▶ Do this
Check each line of the data for "Altura" and select those that have it.
####
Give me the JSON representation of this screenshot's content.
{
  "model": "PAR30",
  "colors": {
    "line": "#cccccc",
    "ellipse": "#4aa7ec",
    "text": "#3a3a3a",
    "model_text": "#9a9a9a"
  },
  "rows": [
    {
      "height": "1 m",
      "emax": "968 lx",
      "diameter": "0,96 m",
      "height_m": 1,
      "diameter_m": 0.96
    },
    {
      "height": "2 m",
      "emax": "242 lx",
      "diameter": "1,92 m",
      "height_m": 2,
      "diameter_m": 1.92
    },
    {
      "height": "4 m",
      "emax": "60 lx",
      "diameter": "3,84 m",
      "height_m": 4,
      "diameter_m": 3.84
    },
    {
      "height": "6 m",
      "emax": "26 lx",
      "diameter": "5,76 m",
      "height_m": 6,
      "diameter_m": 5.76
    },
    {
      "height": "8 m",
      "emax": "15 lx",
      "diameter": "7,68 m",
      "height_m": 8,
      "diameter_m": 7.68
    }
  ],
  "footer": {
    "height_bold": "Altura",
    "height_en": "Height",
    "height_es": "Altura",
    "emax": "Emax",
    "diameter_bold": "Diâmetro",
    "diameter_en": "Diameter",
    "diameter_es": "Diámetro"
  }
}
####
▶ Correct response
    "height_bold": "Altura",
    "height_es": "Altura",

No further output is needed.